** Begin Given data **

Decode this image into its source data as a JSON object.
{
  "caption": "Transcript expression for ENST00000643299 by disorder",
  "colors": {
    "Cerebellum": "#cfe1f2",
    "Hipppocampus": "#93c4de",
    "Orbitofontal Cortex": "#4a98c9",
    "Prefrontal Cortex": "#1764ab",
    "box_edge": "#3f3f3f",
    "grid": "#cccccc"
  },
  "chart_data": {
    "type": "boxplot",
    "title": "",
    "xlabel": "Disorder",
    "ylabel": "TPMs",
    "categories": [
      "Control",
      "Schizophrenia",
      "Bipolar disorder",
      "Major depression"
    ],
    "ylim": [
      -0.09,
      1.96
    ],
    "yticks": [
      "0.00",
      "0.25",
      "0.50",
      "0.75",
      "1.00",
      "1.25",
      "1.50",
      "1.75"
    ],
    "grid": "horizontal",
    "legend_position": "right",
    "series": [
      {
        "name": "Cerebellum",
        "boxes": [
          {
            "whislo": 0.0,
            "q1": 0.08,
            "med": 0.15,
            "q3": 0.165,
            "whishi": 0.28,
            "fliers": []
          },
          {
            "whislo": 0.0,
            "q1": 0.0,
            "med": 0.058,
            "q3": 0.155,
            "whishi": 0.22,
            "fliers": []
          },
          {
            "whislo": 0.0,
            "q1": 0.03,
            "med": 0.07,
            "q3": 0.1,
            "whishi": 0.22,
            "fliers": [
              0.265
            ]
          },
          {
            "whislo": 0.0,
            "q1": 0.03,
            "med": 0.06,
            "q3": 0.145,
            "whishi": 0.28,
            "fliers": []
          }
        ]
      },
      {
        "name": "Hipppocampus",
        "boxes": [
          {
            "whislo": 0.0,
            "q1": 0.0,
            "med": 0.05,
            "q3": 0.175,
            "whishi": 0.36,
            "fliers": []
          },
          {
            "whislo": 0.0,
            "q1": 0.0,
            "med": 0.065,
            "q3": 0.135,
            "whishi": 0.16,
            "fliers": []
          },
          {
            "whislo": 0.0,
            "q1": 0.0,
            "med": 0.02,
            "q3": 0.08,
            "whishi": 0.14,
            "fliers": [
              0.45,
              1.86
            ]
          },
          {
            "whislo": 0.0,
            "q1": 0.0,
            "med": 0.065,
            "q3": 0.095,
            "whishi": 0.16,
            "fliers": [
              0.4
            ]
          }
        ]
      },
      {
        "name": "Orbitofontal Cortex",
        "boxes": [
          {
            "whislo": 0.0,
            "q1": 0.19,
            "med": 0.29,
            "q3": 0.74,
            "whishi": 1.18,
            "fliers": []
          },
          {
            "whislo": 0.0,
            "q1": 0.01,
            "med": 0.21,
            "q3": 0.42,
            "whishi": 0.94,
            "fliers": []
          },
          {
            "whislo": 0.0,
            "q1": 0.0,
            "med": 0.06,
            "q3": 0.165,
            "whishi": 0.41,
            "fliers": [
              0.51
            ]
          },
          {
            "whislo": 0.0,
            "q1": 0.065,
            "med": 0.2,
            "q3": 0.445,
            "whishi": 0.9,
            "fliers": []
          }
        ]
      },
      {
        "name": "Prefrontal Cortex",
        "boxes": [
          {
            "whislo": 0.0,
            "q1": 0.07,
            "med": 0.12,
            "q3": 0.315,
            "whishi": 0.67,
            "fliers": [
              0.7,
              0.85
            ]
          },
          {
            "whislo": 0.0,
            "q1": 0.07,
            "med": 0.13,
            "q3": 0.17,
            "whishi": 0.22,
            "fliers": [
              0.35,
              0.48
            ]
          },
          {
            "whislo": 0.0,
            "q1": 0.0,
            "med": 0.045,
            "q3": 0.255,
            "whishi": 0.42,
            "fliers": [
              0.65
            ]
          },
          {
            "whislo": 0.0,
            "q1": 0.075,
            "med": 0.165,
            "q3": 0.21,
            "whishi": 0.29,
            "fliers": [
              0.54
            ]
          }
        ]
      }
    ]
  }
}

** End Given data **

Exercise goal:
Transcribe every entry exactly.

Output below:
Decode this image into its source data as a JSON object.
{
  "caption": "Transcript expression for ENST00000643299 by disorder",
  "colors": {
    "Cerebellum": "#cfe1f2",
    "Hipppocampus": "#93c4de",
    "Orbitofontal Cortex": "#4a98c9",
    "Prefrontal Cortex": "#1764ab",
    "box_edge": "#3f3f3f",
    "grid": "#cccccc"
  },
  "chart_data": {
    "type": "boxplot",
    "title": "",
    "xlabel": "Disorder",
    "ylabel": "TPMs",
    "categories": [
      "Control",
      "Schizophrenia",
      "Bipolar disorder",
      "Major depression"
    ],
    "ylim": [
      -0.09,
      1.96
    ],
    "yticks": [
      "0.00",
      "0.25",
      "0.50",
      "0.75",
      "1.00",
      "1.25",
      "1.50",
      "1.75"
    ],
    "grid": "horizontal",
    "legend_position": "right",
    "series": [
      {
        "name": "Cerebellum",
        "boxes": [
          {
            "whislo": 0.0,
            "q1": 0.08,
            "med": 0.15,
            "q3": 0.165,
            "whishi": 0.28,
            "fliers": []
          },
          {
            "whislo": 0.0,
            "q1": 0.0,
            "med": 0.058,
            "q3": 0.155,
            "whishi": 0.22,
            "fliers": []
          },
          {
            "whislo": 0.0,
            "q1": 0.03,
            "med": 0.07,
            "q3": 0.1,
            "whishi": 0.22,
            "fliers": [
              0.265
            ]
          },
          {
            "whislo": 0.0,
            "q1": 0.03,
            "med": 0.06,
            "q3": 0.145,
            "whishi": 0.28,
            "fliers": []
          }
        ]
      },
      {
        "name": "Hipppocampus",
        "boxes": [
          {
            "whislo": 0.0,
            "q1": 0.0,
            "med": 0.05,
            "q3": 0.175,
            "whishi": 0.36,
            "fliers": []
          },
          {
            "whislo": 0.0,
            "q1": 0.0,
            "med": 0.065,
            "q3": 0.135,
            "whishi": 0.16,
            "fliers": []
          },
          {
            "whislo": 0.0,
            "q1": 0.0,
            "med": 0.02,
            "q3": 0.08,
            "whishi": 0.14,
            "fliers": [
              0.45,
              1.86
            ]
          },
          {
            "whislo": 0.0,
            "q1": 0.0,
            "med": 0.065,
            "q3": 0.095,
            "whishi": 0.16,
            "fliers": [
              0.4
            ]
          }
        ]
      },
      {
        "name": "Orbitofontal Cortex",
        "boxes": [
          {
            "whislo": 0.0,
            "q1": 0.19,
            "med": 0.29,
            "q3": 0.74,
            "whishi": 1.18,
            "fliers": []
          },
          {
            "whislo": 0.0,
            "q1": 0.01,
            "med": 0.21,
            "q3": 0.42,
            "whishi": 0.94,
            "fliers": []
          },
          {
            "whislo": 0.0,
            "q1": 0.0,
            "med": 0.06,
            "q3": 0.165,
            "whishi": 0.41,
            "fliers": [
              0.51
            ]
          },
          {
            "whislo": 0.0,
            "q1": 0.065,
            "med": 0.2,
            "q3": 0.445,
            "whishi": 0.9,
            "fliers": []
          }
        ]
      },
      {
        "name": "Prefrontal Cortex",
        "boxes": [
          {
            "whislo": 0.0,
            "q1": 0.07,
            "med": 0.12,
            "q3": 0.315,
            "whishi": 0.67,
            "fliers": [
              0.7,
              0.85
            ]
          },
          {
            "whislo": 0.0,
            "q1": 0.07,
            "med": 0.13,
            "q3": 0.17,
            "whishi": 0.22,
            "fliers": [
              0.35,
              0.48
            ]
          },
          {
            "whislo": 0.0,
            "q1": 0.0,
            "med": 0.045,
            "q3": 0.255,
            "whishi": 0.42,
            "fliers": [
              0.65
            ]
          },
          {
            "whislo": 0.0,
            "q1": 0.075,
            "med": 0.165,
            "q3": 0.21,
            "whishi": 0.29,
            "fliers": [
              0.54
            ]
          }
        ]
      }
    ]
  }
}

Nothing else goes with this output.